▶ Exercise
Write out all of the entries exactly, please.

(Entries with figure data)
* * *

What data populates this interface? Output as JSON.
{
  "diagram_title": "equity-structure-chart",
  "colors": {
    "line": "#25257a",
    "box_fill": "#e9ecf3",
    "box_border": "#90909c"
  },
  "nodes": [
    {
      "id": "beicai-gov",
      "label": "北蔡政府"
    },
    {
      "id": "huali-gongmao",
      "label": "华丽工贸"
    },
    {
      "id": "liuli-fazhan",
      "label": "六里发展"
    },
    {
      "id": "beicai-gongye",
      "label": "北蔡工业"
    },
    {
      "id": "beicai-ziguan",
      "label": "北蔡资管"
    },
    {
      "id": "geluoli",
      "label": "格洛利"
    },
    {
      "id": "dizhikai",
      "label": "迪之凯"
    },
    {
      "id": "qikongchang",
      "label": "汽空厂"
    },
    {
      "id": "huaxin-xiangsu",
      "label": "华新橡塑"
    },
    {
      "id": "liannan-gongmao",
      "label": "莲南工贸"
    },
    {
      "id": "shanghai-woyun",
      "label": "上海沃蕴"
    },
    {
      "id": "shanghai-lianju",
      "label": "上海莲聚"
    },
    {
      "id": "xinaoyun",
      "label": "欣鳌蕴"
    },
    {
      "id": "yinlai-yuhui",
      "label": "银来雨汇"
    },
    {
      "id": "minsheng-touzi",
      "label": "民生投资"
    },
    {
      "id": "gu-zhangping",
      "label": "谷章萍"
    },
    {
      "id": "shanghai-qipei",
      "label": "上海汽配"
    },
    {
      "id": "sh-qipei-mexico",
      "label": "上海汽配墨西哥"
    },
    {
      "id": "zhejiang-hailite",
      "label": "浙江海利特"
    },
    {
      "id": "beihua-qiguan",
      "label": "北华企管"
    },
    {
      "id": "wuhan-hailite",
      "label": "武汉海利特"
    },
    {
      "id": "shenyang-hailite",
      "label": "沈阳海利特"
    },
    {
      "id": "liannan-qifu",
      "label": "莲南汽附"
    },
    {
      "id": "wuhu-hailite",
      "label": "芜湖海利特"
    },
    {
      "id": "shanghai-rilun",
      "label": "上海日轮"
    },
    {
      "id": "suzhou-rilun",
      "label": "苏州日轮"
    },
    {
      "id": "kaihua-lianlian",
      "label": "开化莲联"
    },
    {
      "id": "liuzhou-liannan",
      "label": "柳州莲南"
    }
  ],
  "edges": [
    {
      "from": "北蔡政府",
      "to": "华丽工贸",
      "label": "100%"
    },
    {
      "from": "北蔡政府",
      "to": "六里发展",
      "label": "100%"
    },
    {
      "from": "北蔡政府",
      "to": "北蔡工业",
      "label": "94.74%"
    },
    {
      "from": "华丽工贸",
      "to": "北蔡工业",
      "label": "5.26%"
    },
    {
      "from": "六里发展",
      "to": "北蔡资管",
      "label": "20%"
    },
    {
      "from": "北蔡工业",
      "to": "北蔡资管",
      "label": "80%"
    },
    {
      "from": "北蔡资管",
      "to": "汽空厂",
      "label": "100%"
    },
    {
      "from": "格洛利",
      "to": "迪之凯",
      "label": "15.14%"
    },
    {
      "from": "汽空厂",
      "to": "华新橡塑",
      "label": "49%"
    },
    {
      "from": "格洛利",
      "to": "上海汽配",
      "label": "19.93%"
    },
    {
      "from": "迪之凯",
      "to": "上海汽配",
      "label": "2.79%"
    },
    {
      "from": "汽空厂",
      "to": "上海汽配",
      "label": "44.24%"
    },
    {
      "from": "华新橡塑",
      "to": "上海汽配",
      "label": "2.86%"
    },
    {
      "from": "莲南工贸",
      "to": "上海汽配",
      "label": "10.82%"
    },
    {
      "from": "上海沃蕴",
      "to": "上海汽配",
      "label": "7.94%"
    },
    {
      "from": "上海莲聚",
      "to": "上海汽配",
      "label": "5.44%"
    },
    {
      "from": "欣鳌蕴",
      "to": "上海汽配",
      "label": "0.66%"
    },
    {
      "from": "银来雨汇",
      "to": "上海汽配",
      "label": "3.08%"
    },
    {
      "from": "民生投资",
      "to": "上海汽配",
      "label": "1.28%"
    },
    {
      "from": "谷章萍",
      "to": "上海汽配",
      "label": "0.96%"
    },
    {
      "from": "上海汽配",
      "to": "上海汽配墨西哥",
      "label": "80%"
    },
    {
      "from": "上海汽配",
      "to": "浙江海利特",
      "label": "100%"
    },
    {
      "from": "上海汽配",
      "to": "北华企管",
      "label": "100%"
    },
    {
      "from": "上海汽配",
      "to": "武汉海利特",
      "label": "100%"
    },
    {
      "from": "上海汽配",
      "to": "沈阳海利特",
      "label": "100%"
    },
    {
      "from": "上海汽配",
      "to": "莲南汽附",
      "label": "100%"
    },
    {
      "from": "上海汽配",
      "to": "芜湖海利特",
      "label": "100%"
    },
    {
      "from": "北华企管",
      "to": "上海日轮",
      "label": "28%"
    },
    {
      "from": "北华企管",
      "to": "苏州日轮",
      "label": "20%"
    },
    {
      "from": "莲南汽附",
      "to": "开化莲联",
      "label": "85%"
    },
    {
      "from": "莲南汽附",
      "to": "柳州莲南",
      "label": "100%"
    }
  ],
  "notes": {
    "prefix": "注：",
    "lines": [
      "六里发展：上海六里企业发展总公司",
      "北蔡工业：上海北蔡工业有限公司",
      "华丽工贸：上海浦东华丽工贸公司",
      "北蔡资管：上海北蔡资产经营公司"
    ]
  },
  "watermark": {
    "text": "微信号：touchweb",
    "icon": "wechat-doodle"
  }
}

* * *

▶ Worked answer
What data populates this interface? Output as JSON.
{
  "diagram_title": "equity-structure-chart",
  "colors": {
    "line": "#25257a",
    "box_fill": "#e9ecf3",
    "box_border": "#90909c"
  },
  "nodes": [
    {
      "id": "beicai-gov",
      "label": "北蔡政府"
    },
    {
      "id": "huali-gongmao",
      "label": "华丽工贸"
    },
    {
      "id": "liuli-fazhan",
      "label": "六里发展"
    },
    {
      "id": "beicai-gongye",
      "label": "北蔡工业"
    },
    {
      "id": "beicai-ziguan",
      "label": "北蔡资管"
    },
    {
      "id": "geluoli",
      "label": "格洛利"
    },
    {
      "id": "dizhikai",
      "label": "迪之凯"
    },
    {
      "id": "qikongchang",
      "label": "汽空厂"
    },
    {
      "id": "huaxin-xiangsu",
      "label": "华新橡塑"
    },
    {
      "id": "liannan-gongmao",
      "label": "莲南工贸"
    },
    {
      "id": "shanghai-woyun",
      "label": "上海沃蕴"
    },
    {
      "id": "shanghai-lianju",
      "label": "上海莲聚"
    },
    {
      "id": "xinaoyun",
      "label": "欣鳌蕴"
    },
    {
      "id": "yinlai-yuhui",
      "label": "银来雨汇"
    },
    {
      "id": "minsheng-touzi",
      "label": "民生投资"
    },
    {
      "id": "gu-zhangping",
      "label": "谷章萍"
    },
    {
      "id": "shanghai-qipei",
      "label": "上海汽配"
    },
    {
      "id": "sh-qipei-mexico",
      "label": "上海汽配墨西哥"
    },
    {
      "id": "zhejiang-hailite",
      "label": "浙江海利特"
    },
    {
      "id": "beihua-qiguan",
      "label": "北华企管"
    },
    {
      "id": "wuhan-hailite",
      "label": "武汉海利特"
    },
    {
      "id": "shenyang-hailite",
      "label": "沈阳海利特"
    },
    {
      "id": "liannan-qifu",
      "label": "莲南汽附"
    },
    {
      "id": "wuhu-hailite",
      "label": "芜湖海利特"
    },
    {
      "id": "shanghai-rilun",
      "label": "上海日轮"
    },
    {
      "id": "suzhou-rilun",
      "label": "苏州日轮"
    },
    {
      "id": "kaihua-lianlian",
      "label": "开化莲联"
    },
    {
      "id": "liuzhou-liannan",
      "label": "柳州莲南"
    }
  ],
  "edges": [
    {
      "from": "北蔡政府",
      "to": "华丽工贸",
      "label": "100%"
    },
    {
      "from": "北蔡政府",
      "to": "六里发展",
      "label": "100%"
    },
    {
      "from": "北蔡政府",
      "to": "北蔡工业",
      "label": "94.74%"
    },
    {
      "from": "华丽工贸",
      "to": "北蔡工业",
      "label": "5.26%"
    },
    {
      "from": "六里发展",
      "to": "北蔡资管",
      "label": "20%"
    },
    {
      "from": "北蔡工业",
      "to": "北蔡资管",
      "label": "80%"
    },
    {
      "from": "北蔡资管",
      "to": "汽空厂",
      "label": "100%"
    },
    {
      "from": "格洛利",
      "to": "迪之凯",
      "label": "15.14%"
    },
    {
      "from": "汽空厂",
      "to": "华新橡塑",
      "label": "49%"
    },
    {
      "from": "格洛利",
      "to": "上海汽配",
      "label": "19.93%"
    },
    {
      "from": "迪之凯",
      "to": "上海汽配",
      "label": "2.79%"
    },
    {
      "from": "汽空厂",
      "to": "上海汽配",
      "label": "44.24%"
    },
    {
      "from": "华新橡塑",
      "to": "上海汽配",
      "label": "2.86%"
    },
    {
      "from": "莲南工贸",
      "to": "上海汽配",
      "label": "10.82%"
    },
    {
      "from": "上海沃蕴",
      "to": "上海汽配",
      "label": "7.94%"
    },
    {
      "from": "上海莲聚",
      "to": "上海汽配",
      "label": "5.44%"
    },
    {
      "from": "欣鳌蕴",
      "to": "上海汽配",
      "label": "0.66%"
    },
    {
      "from": "银来雨汇",
      "to": "上海汽配",
      "label": "3.08%"
    },
    {
      "from": "民生投资",
      "to": "上海汽配",
      "label": "1.28%"
    },
    {
      "from": "谷章萍",
      "to": "上海汽配",
      "label": "0.96%"
    },
    {
      "from": "上海汽配",
      "to": "上海汽配墨西哥",
      "label": "80%"
    },
    {
      "from": "上海汽配",
      "to": "浙江海利特",
      "label": "100%"
    },
    {
      "from": "上海汽配",
      "to": "北华企管",
      "label": "100%"
    },
    {
      "from": "上海汽配",
      "to": "武汉海利特",
      "label": "100%"
    },
    {
      "from": "上海汽配",
      "to": "沈阳海利特",
      "label": "100%"
    },
    {
      "from": "上海汽配",
      "to": "莲南汽附",
      "label": "100%"
    },
    {
      "from": "上海汽配",
      "to": "芜湖海利特",
      "label": "100%"
    },
    {
      "from": "北华企管",
      "to": "上海日轮",
      "label": "28%"
    },
    {
      "from": "北华企管",
      "to": "苏州日轮",
      "label": "20%"
    },
    {
      "from": "莲南汽附",
      "to": "开化莲联",
      "label": "85%"
    },
    {
      "from": "莲南汽附",
      "to": "柳州莲南",
      "label": "100%"
    }
  ],
  "notes": {
    "prefix": "注：",
    "lines": [
      "六里发展：上海六里企业发展总公司",
      "北蔡工业：上海北蔡工业有限公司",
      "华丽工贸：上海浦东华丽工贸公司",
      "北蔡资管：上海北蔡资产经营公司"
    ]
  },
  "watermark": {
    "text": "微信号：touchweb",
    "icon": "wechat-doodle"
  }
}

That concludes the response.